* SHORT PROBLEM:
Which lines below contain the word "elements"? Pick out each one and copy it in full.

##### GIVEN DATA #####

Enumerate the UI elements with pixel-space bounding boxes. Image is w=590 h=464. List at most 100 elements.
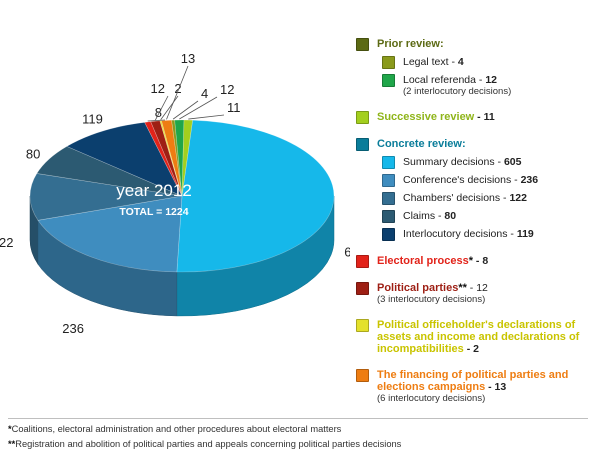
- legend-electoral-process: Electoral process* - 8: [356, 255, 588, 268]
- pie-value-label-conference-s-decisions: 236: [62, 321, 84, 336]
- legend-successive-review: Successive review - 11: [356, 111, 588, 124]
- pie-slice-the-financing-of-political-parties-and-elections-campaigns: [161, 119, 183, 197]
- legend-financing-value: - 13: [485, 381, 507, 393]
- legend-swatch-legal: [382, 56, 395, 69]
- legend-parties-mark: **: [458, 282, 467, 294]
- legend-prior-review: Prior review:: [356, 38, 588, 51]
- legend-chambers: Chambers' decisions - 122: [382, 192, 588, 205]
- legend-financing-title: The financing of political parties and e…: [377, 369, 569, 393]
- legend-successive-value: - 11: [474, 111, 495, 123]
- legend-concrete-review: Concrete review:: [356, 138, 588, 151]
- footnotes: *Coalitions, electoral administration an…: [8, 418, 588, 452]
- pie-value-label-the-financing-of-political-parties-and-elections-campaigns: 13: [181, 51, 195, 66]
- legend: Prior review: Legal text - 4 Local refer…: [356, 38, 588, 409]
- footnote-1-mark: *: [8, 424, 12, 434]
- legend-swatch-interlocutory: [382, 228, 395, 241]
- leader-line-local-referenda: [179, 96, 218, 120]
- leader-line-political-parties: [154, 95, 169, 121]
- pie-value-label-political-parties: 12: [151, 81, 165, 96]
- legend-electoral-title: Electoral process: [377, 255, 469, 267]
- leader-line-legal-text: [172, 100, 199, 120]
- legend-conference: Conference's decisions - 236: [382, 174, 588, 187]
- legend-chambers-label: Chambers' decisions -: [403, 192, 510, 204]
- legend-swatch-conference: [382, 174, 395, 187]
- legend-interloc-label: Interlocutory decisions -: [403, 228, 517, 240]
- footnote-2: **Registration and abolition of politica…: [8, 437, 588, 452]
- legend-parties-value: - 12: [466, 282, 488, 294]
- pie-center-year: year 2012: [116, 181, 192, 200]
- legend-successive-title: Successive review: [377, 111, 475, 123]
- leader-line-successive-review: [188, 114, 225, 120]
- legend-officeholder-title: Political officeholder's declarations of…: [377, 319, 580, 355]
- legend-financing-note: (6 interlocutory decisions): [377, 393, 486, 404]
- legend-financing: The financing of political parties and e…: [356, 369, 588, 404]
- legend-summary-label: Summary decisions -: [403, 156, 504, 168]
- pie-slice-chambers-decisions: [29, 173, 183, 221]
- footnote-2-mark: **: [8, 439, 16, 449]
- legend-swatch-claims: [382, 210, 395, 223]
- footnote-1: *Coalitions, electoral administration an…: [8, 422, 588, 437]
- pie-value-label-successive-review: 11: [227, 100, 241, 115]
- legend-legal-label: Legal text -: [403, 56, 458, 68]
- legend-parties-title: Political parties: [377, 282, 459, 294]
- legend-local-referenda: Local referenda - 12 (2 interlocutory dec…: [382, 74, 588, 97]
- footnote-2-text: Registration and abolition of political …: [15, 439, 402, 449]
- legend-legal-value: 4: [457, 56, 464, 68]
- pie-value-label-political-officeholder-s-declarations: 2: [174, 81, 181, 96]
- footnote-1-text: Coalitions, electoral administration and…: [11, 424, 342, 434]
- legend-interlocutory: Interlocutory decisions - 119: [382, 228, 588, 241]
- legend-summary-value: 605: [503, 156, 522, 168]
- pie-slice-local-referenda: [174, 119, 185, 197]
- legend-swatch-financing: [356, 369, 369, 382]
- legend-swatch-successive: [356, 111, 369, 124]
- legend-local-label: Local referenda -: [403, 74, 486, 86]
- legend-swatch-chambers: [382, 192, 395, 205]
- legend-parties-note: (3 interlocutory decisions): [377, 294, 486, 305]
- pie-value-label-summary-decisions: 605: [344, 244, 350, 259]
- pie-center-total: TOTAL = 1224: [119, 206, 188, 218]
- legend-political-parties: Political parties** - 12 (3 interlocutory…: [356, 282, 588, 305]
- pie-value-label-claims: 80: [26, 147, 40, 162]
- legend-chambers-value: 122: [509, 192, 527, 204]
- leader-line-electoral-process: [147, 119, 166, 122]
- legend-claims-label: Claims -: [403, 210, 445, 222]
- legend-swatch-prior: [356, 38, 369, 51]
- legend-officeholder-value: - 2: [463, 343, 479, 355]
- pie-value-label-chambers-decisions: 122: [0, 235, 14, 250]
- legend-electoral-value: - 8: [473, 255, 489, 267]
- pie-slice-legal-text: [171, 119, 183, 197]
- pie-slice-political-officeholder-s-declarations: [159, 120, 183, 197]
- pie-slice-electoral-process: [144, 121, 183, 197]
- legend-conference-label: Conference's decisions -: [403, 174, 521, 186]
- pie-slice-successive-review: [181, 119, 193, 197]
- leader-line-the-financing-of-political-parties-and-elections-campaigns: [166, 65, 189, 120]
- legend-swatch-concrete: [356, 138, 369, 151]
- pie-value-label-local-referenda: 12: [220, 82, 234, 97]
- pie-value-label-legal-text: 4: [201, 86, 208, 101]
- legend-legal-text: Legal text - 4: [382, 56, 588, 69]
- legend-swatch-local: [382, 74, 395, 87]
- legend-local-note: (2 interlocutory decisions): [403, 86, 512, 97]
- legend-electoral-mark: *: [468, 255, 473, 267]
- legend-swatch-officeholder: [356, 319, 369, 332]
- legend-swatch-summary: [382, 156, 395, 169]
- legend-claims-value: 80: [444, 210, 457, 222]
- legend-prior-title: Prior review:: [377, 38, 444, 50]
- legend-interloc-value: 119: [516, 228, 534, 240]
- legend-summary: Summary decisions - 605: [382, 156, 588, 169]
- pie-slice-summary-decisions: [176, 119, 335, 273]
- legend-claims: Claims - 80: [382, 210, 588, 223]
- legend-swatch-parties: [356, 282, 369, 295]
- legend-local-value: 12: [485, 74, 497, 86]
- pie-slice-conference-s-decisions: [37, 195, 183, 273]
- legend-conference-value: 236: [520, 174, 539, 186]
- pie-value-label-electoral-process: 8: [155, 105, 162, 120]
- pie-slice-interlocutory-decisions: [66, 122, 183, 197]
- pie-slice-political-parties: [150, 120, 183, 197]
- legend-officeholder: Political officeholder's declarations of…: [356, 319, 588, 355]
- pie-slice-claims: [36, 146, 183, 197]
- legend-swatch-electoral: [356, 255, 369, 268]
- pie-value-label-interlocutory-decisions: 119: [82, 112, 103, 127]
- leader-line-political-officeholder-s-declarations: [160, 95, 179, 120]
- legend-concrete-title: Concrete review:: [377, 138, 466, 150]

#####
##### GIVEN DATA #####

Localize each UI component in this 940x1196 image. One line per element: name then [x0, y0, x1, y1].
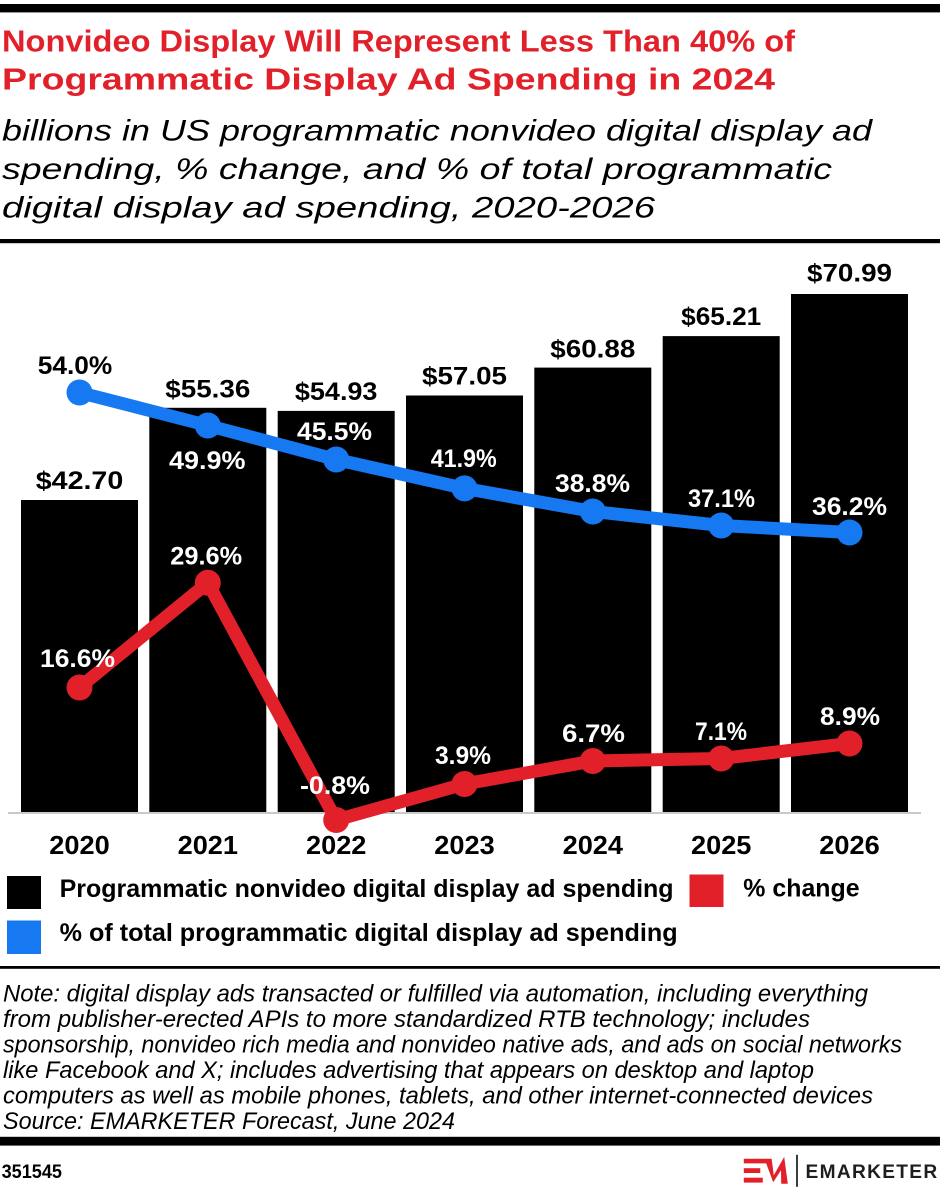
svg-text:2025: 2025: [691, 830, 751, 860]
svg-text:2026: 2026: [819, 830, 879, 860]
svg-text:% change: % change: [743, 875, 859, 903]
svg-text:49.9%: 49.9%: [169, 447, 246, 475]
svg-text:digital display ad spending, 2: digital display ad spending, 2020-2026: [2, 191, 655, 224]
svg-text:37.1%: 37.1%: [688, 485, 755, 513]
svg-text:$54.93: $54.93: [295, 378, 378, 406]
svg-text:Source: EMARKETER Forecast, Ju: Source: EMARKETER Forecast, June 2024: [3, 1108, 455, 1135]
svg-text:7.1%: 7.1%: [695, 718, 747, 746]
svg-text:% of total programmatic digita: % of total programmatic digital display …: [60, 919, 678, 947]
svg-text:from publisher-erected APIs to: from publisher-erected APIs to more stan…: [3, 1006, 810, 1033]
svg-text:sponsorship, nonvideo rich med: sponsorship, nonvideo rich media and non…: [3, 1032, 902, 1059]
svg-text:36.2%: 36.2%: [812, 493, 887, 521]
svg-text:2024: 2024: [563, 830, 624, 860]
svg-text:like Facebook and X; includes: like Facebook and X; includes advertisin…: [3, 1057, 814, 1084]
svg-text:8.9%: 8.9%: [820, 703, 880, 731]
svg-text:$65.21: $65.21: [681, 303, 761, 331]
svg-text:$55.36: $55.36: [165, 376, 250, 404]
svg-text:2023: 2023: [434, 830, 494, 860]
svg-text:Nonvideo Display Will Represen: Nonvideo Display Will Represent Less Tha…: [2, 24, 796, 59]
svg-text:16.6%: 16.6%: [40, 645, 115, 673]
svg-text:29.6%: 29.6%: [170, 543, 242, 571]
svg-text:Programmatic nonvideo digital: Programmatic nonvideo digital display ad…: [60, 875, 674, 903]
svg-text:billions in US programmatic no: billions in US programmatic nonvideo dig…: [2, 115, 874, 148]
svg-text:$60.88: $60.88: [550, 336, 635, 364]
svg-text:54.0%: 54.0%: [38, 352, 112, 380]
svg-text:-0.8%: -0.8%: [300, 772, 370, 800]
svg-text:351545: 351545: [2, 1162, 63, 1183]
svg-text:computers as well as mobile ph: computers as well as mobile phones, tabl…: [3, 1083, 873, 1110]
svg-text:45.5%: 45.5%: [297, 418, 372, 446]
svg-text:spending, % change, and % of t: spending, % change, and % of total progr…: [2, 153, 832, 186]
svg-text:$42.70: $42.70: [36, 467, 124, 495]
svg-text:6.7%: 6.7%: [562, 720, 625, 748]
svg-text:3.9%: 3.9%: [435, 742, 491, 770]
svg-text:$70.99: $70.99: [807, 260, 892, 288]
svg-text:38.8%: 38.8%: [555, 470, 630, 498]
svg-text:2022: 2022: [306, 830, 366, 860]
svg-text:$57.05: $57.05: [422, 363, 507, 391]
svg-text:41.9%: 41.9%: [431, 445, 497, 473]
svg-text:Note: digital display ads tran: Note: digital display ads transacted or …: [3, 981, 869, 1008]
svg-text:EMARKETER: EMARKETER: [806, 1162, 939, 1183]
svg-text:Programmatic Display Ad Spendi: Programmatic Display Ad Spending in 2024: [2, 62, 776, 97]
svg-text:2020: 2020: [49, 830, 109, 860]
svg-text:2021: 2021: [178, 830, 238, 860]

#####
##### GIVEN DATA #####

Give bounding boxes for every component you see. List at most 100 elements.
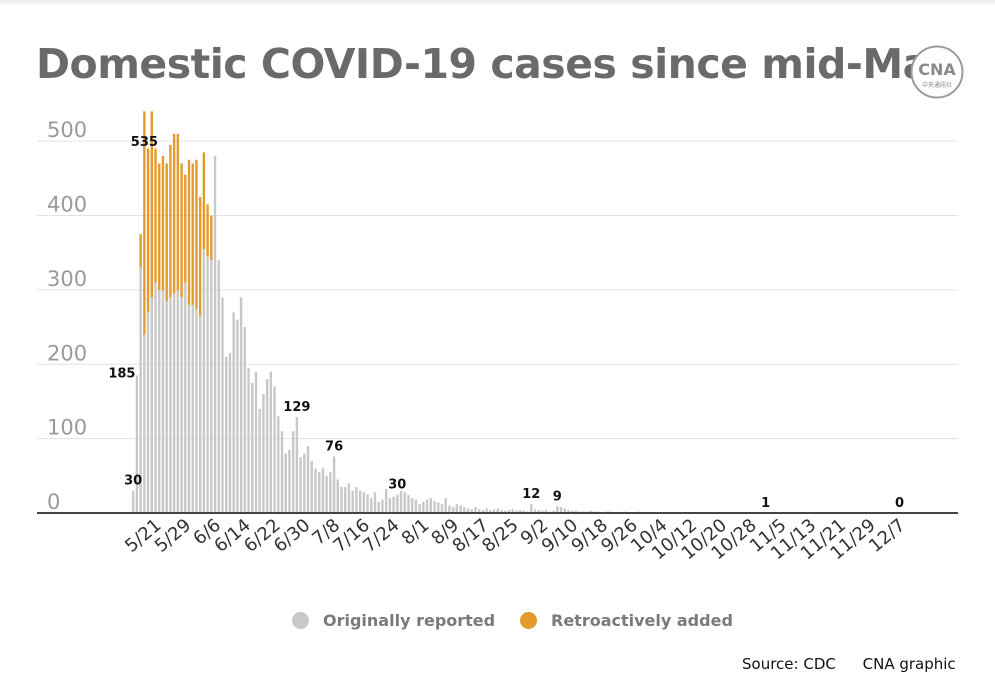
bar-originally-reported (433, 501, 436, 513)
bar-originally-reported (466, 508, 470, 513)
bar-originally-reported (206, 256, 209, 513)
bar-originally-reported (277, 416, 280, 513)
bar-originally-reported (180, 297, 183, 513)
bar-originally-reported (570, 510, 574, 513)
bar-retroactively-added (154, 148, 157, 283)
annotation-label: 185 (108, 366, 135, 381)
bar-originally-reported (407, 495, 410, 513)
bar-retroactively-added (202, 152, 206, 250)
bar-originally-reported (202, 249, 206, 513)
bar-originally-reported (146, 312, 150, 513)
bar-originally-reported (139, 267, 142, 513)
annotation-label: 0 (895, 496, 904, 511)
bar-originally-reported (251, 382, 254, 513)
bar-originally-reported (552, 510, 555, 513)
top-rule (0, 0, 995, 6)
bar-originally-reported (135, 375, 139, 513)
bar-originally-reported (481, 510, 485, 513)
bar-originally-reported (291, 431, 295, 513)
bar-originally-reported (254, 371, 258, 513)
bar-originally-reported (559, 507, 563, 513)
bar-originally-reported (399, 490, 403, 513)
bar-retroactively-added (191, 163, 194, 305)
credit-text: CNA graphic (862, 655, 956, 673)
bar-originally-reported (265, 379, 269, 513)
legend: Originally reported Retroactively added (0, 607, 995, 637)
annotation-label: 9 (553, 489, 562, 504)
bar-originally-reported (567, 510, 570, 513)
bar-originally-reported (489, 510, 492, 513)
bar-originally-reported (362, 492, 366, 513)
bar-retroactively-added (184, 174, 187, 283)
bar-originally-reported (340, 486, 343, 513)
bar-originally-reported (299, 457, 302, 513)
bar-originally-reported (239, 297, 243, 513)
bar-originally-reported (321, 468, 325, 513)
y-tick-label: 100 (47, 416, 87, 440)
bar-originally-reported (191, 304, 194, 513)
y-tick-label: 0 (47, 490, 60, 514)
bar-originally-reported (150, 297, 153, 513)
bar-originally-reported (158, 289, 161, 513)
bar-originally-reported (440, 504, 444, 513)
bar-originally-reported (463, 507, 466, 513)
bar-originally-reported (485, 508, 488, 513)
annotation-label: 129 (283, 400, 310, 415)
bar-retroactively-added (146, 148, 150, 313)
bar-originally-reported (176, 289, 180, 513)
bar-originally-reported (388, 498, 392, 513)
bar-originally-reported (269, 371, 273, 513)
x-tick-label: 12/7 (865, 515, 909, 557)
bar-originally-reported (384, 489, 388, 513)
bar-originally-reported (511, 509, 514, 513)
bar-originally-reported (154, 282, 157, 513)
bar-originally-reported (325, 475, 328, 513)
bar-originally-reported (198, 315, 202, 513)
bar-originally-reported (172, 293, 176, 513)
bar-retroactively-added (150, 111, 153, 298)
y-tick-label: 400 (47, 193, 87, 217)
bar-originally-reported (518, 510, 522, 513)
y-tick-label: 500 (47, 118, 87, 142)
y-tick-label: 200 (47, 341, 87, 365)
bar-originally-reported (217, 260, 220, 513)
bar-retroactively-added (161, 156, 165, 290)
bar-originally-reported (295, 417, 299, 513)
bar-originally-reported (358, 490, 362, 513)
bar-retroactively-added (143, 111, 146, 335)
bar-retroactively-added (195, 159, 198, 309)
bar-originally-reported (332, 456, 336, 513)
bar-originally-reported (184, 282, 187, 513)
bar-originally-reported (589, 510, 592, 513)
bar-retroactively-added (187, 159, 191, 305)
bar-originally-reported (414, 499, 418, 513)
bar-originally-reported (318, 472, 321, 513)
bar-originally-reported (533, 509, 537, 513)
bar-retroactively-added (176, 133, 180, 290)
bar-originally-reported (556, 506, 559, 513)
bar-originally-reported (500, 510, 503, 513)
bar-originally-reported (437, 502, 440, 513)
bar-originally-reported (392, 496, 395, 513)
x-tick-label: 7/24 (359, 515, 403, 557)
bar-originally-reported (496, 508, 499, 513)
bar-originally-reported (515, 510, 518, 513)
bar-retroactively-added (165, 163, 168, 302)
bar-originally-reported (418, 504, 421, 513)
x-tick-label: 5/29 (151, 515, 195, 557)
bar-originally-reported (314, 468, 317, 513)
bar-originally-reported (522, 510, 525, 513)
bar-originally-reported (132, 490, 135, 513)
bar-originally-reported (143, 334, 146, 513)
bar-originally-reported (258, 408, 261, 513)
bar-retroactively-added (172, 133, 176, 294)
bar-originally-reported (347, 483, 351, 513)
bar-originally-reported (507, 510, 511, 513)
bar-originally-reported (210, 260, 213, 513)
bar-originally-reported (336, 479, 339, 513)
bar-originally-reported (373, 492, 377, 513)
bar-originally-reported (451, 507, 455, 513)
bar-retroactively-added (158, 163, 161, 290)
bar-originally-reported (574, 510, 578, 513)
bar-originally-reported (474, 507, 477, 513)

#####

* REPLY TO THE TASK:
Enumerate the UI elements with pixel-space bounding boxes. Image is w=590 h=464. List at most 100 elements.
Give bounding boxes for every component you see. List at most 100 elements.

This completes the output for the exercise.